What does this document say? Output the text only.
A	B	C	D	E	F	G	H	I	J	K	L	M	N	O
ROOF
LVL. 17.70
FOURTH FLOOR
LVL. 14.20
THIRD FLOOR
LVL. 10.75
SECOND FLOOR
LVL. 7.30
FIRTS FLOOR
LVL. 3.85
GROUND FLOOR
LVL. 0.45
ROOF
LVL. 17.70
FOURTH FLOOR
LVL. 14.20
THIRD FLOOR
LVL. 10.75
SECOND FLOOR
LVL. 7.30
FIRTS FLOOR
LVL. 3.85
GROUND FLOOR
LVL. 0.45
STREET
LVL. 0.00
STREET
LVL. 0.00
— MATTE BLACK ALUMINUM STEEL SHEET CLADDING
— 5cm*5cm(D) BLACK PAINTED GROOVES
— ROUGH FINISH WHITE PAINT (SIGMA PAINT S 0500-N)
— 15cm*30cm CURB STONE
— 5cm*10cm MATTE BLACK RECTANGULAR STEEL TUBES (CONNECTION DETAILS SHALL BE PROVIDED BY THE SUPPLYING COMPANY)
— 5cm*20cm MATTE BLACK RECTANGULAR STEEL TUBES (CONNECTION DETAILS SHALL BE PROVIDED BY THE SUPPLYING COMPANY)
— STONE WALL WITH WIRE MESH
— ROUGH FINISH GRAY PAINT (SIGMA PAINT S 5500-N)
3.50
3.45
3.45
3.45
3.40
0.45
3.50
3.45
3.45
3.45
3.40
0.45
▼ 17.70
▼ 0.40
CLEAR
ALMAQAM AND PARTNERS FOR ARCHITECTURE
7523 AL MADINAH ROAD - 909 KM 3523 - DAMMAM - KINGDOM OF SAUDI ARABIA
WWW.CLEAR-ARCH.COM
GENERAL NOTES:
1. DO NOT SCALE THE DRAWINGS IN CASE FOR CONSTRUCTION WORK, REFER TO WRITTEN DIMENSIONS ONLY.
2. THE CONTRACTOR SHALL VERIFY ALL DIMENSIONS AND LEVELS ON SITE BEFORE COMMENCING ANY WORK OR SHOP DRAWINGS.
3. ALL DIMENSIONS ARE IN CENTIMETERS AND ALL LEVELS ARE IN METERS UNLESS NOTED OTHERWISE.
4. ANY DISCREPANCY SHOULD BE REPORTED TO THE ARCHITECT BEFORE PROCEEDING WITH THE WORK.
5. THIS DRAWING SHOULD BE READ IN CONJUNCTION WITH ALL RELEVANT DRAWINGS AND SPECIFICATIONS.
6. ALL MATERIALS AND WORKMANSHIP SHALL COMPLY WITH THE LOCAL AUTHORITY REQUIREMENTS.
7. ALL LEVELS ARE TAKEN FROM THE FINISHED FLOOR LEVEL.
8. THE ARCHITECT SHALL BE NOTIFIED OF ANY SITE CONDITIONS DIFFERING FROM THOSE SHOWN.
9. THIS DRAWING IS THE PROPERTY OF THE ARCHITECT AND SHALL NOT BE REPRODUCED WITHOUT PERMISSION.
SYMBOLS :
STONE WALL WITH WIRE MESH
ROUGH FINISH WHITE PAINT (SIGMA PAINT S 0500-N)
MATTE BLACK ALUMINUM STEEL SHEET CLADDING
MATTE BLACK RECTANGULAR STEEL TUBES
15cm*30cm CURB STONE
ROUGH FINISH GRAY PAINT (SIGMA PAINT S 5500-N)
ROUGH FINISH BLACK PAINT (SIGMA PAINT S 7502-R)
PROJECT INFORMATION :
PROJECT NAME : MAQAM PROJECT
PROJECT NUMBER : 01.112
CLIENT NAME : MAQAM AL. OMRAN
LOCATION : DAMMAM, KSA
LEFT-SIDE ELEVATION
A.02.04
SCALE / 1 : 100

__DESCRIPTION OF THE TASK__:
Check each line of the entries above, and show every one holding the word "WALL".

__OUTPUT OF THE TASK__:
— STONE WALL WITH WIRE MESH
STONE WALL WITH WIRE MESH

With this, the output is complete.